> [TASK TO COMPLETE] Copy down every line where the string "Adiabatic" shows up.

[Records]
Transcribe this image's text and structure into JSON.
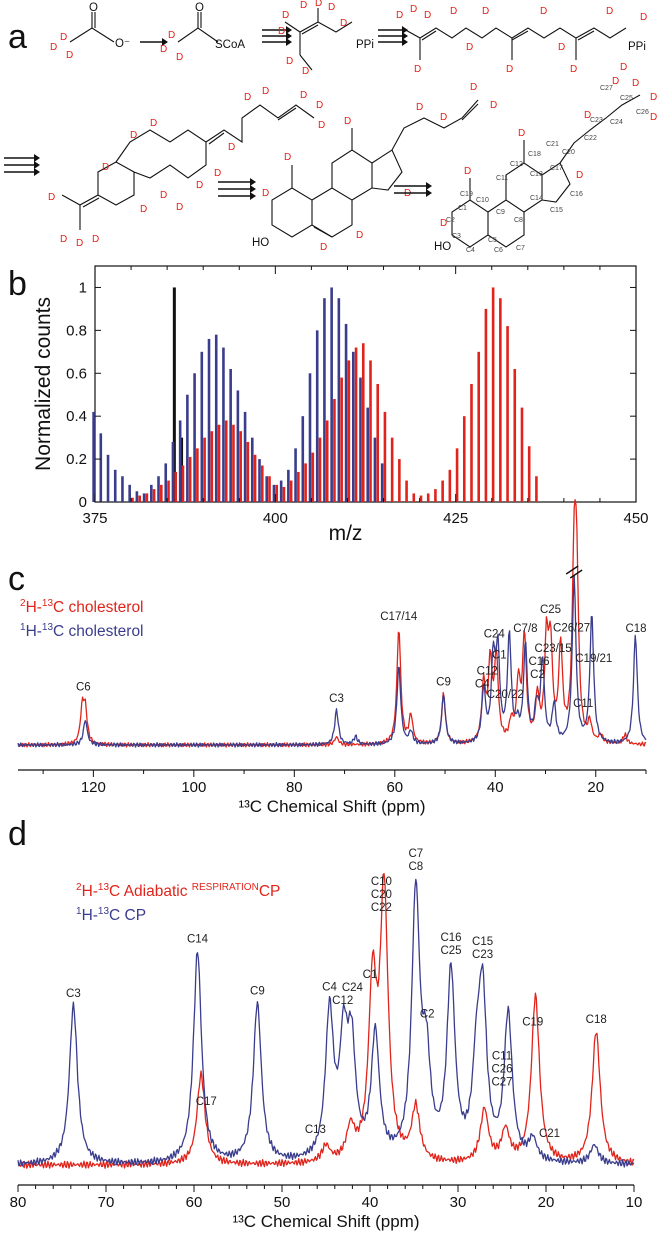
{
  "colors": {
    "red": "#e0241b",
    "blue": "#3a3d8c",
    "black": "#111111"
  },
  "panels": {
    "a": {
      "letter": "a",
      "labels": {
        "ion": "O⁻",
        "scoa": "SCoA",
        "ppi1": "PPi",
        "ppi2": "PPi",
        "ho1": "HO",
        "ho2": "HO",
        "oxygen": "O",
        "d": "D"
      },
      "carbon_labels": [
        "C1",
        "C2",
        "C3",
        "C4",
        "C5",
        "C6",
        "C7",
        "C8",
        "C9",
        "C10",
        "C11",
        "C12",
        "C13",
        "C14",
        "C15",
        "C16",
        "C17",
        "C18",
        "C19",
        "C20",
        "C21",
        "C22",
        "C23",
        "C24",
        "C25",
        "C26",
        "C27"
      ]
    },
    "b": {
      "letter": "b"
    },
    "c": {
      "letter": "c",
      "legend": [
        {
          "sup": "2",
          "mid": "H-",
          "sup2": "13",
          "text": "C cholesterol",
          "color": "#e0241b"
        },
        {
          "sup": "1",
          "mid": "H-",
          "sup2": "13",
          "text": "C cholesterol",
          "color": "#3a3d8c"
        }
      ]
    },
    "d": {
      "letter": "d",
      "legend": [
        {
          "sup": "2",
          "mid": "H-",
          "sup2": "13",
          "text": "C Adiabatic ",
          "sup3": "RESPIRATION",
          "tail": "CP",
          "color": "#e0241b"
        },
        {
          "sup": "1",
          "mid": "H-",
          "sup2": "13",
          "text": "C CP",
          "color": "#3a3d8c"
        }
      ]
    }
  },
  "chart_data": [
    {
      "panel": "b",
      "type": "bar",
      "xlabel": "m/z",
      "ylabel": "Normalized counts",
      "xlim": [
        375,
        450
      ],
      "ylim": [
        0,
        1.1
      ],
      "xticks": [
        375,
        400,
        425,
        450
      ],
      "yticks": [
        0,
        0.2,
        0.4,
        0.6,
        0.8,
        1
      ],
      "series": [
        {
          "color": "#111111",
          "x": [
            386,
            387
          ],
          "values": [
            1.0,
            0.3
          ]
        },
        {
          "color": "#3a3d8c",
          "x": [
            375,
            376,
            377,
            378,
            379,
            380,
            381,
            382,
            383,
            384,
            385,
            386,
            387,
            388,
            389,
            390,
            391,
            392,
            393,
            394,
            395,
            396,
            397,
            398,
            399,
            400,
            401,
            402,
            403,
            404,
            405,
            406,
            407,
            408,
            409,
            410,
            411,
            412,
            413,
            414,
            415
          ],
          "values": [
            0.42,
            0.32,
            0.22,
            0.15,
            0.12,
            0.08,
            0.05,
            0.04,
            0.08,
            0.12,
            0.18,
            0.28,
            0.38,
            0.5,
            0.6,
            0.7,
            0.76,
            0.78,
            0.72,
            0.62,
            0.52,
            0.42,
            0.3,
            0.2,
            0.12,
            0.08,
            0.1,
            0.15,
            0.25,
            0.4,
            0.6,
            0.8,
            0.95,
            1.0,
            0.95,
            0.83,
            0.7,
            0.58,
            0.44,
            0.3,
            0.18
          ]
        },
        {
          "color": "#e0241b",
          "x": [
            380,
            381,
            382,
            383,
            384,
            385,
            386,
            387,
            388,
            389,
            390,
            391,
            392,
            393,
            394,
            395,
            396,
            397,
            398,
            399,
            400,
            401,
            402,
            403,
            404,
            405,
            406,
            407,
            408,
            409,
            410,
            411,
            412,
            413,
            414,
            415,
            416,
            417,
            418,
            419,
            420,
            421,
            422,
            423,
            424,
            425,
            426,
            427,
            428,
            429,
            430,
            431,
            432,
            433,
            434,
            435,
            436
          ],
          "values": [
            0.02,
            0.03,
            0.04,
            0.06,
            0.08,
            0.1,
            0.14,
            0.17,
            0.21,
            0.25,
            0.3,
            0.33,
            0.36,
            0.38,
            0.36,
            0.33,
            0.28,
            0.22,
            0.17,
            0.12,
            0.08,
            0.07,
            0.1,
            0.14,
            0.18,
            0.23,
            0.3,
            0.38,
            0.48,
            0.58,
            0.66,
            0.72,
            0.74,
            0.66,
            0.55,
            0.42,
            0.3,
            0.2,
            0.1,
            0.04,
            0.03,
            0.04,
            0.06,
            0.1,
            0.15,
            0.25,
            0.4,
            0.55,
            0.7,
            0.9,
            1.0,
            0.95,
            0.82,
            0.62,
            0.44,
            0.26,
            0.12
          ]
        }
      ]
    },
    {
      "panel": "c",
      "type": "line",
      "xlabel": "¹³C Chemical Shift (ppm)",
      "xlim": [
        135,
        10
      ],
      "xticks": [
        120,
        100,
        80,
        60,
        40,
        20
      ],
      "ylim": [
        0,
        1.15
      ],
      "series": [
        {
          "name": "²H-¹³C cholesterol",
          "color": "#e0241b",
          "peaks": [
            [
              122.2,
              0.22
            ],
            [
              121.6,
              0.2
            ],
            [
              71.6,
              0.05
            ],
            [
              56.8,
              0.18
            ],
            [
              59.2,
              0.74
            ],
            [
              50.3,
              0.32
            ],
            [
              42.3,
              0.37
            ],
            [
              41.0,
              0.5
            ],
            [
              39.8,
              0.54
            ],
            [
              36.8,
              0.12
            ],
            [
              35.4,
              0.37
            ],
            [
              34.2,
              0.67
            ],
            [
              31.6,
              0.28
            ],
            [
              29.8,
              0.62
            ],
            [
              29.0,
              0.58
            ],
            [
              27.0,
              0.6
            ],
            [
              24.3,
              1.05
            ],
            [
              23.8,
              0.95
            ],
            [
              21.2,
              0.12
            ],
            [
              19.0,
              0.05
            ],
            [
              14.2,
              0.06
            ]
          ]
        },
        {
          "name": "¹H-¹³C cholesterol",
          "color": "#3a3d8c",
          "peaks": [
            [
              121.6,
              0.16
            ],
            [
              71.6,
              0.22
            ],
            [
              67.8,
              0.05
            ],
            [
              59.2,
              0.5
            ],
            [
              56.8,
              0.08
            ],
            [
              50.3,
              0.32
            ],
            [
              42.3,
              0.34
            ],
            [
              40.4,
              0.52
            ],
            [
              39.5,
              0.56
            ],
            [
              37.2,
              0.68
            ],
            [
              35.6,
              0.1
            ],
            [
              34.0,
              0.62
            ],
            [
              31.8,
              0.22
            ],
            [
              30.6,
              0.52
            ],
            [
              28.3,
              0.24
            ],
            [
              24.3,
              1.05
            ],
            [
              20.8,
              0.82
            ],
            [
              12.1,
              0.7
            ]
          ]
        }
      ],
      "peak_labels": [
        {
          "text": "C6",
          "x": 122.0
        },
        {
          "text": "C3",
          "x": 71.6
        },
        {
          "text": "C17/14",
          "x": 59.2
        },
        {
          "text": "C9",
          "x": 50.3
        },
        {
          "text": "C4",
          "x": 42.6
        },
        {
          "text": "C12",
          "x": 41.6
        },
        {
          "text": "C24",
          "x": 40.2
        },
        {
          "text": "C1",
          "x": 39.2
        },
        {
          "text": "C20/22",
          "x": 38.0
        },
        {
          "text": "C7/8",
          "x": 34.0
        },
        {
          "text": "C2",
          "x": 31.6
        },
        {
          "text": "C16",
          "x": 31.3
        },
        {
          "text": "C25",
          "x": 29.0
        },
        {
          "text": "C23/15",
          "x": 28.5
        },
        {
          "text": "C26/27",
          "x": 24.8
        },
        {
          "text": "C11",
          "x": 22.5
        },
        {
          "text": "C19/21",
          "x": 20.4
        },
        {
          "text": "C18",
          "x": 12.0
        }
      ]
    },
    {
      "panel": "d",
      "type": "line",
      "xlabel": "¹³C Chemical Shift (ppm)",
      "xlim": [
        80,
        10
      ],
      "xticks": [
        80,
        70,
        60,
        50,
        40,
        30,
        20,
        10
      ],
      "ylim": [
        0,
        1.15
      ],
      "series": [
        {
          "name": "²H-¹³C Adiabatic RESPIRATIONCP",
          "color": "#e0241b",
          "peaks": [
            [
              59.2,
              0.34
            ],
            [
              45.0,
              0.06
            ],
            [
              42.2,
              0.12
            ],
            [
              39.7,
              0.64
            ],
            [
              38.4,
              1.0
            ],
            [
              34.8,
              0.2
            ],
            [
              27.0,
              0.2
            ],
            [
              24.6,
              0.12
            ],
            [
              21.2,
              0.63
            ],
            [
              14.3,
              0.5
            ]
          ]
        },
        {
          "name": "¹H-¹³C CP",
          "color": "#3a3d8c",
          "peaks": [
            [
              73.7,
              0.6
            ],
            [
              59.6,
              0.8
            ],
            [
              52.8,
              0.6
            ],
            [
              44.6,
              0.55
            ],
            [
              43.0,
              0.41
            ],
            [
              42.1,
              0.4
            ],
            [
              39.4,
              0.47
            ],
            [
              33.6,
              0.34
            ],
            [
              34.8,
              0.99
            ],
            [
              30.8,
              0.7
            ],
            [
              27.9,
              0.3
            ],
            [
              27.2,
              0.59
            ],
            [
              24.3,
              0.55
            ],
            [
              21.5,
              0.08
            ],
            [
              14.5,
              0.07
            ]
          ]
        }
      ],
      "peak_labels": [
        {
          "text": "C3",
          "x": 73.7
        },
        {
          "text": "C14",
          "x": 59.6
        },
        {
          "text": "C17",
          "x": 58.6
        },
        {
          "text": "C9",
          "x": 52.8
        },
        {
          "text": "C13",
          "x": 46.2
        },
        {
          "text": "C4",
          "x": 44.6
        },
        {
          "text": "C12",
          "x": 43.1
        },
        {
          "text": "C24",
          "x": 42.0
        },
        {
          "text": "C1",
          "x": 40.0
        },
        {
          "text": "C22",
          "x": 38.7
        },
        {
          "text": "C20",
          "x": 38.7
        },
        {
          "text": "C10",
          "x": 38.7
        },
        {
          "text": "C8",
          "x": 34.8
        },
        {
          "text": "C7",
          "x": 34.8
        },
        {
          "text": "C2",
          "x": 33.5
        },
        {
          "text": "C25",
          "x": 30.8
        },
        {
          "text": "C16",
          "x": 30.8
        },
        {
          "text": "C23",
          "x": 27.2
        },
        {
          "text": "C15",
          "x": 27.2
        },
        {
          "text": "C27",
          "x": 25.0
        },
        {
          "text": "C26",
          "x": 25.0
        },
        {
          "text": "C11",
          "x": 25.0
        },
        {
          "text": "C19",
          "x": 21.5
        },
        {
          "text": "C21",
          "x": 19.6
        },
        {
          "text": "C18",
          "x": 14.3
        }
      ]
    }
  ]
}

> [RESULT]
          "text": "C Adiabatic ",
          "name": "²H-¹³C Adiabatic RESPIRATIONCP",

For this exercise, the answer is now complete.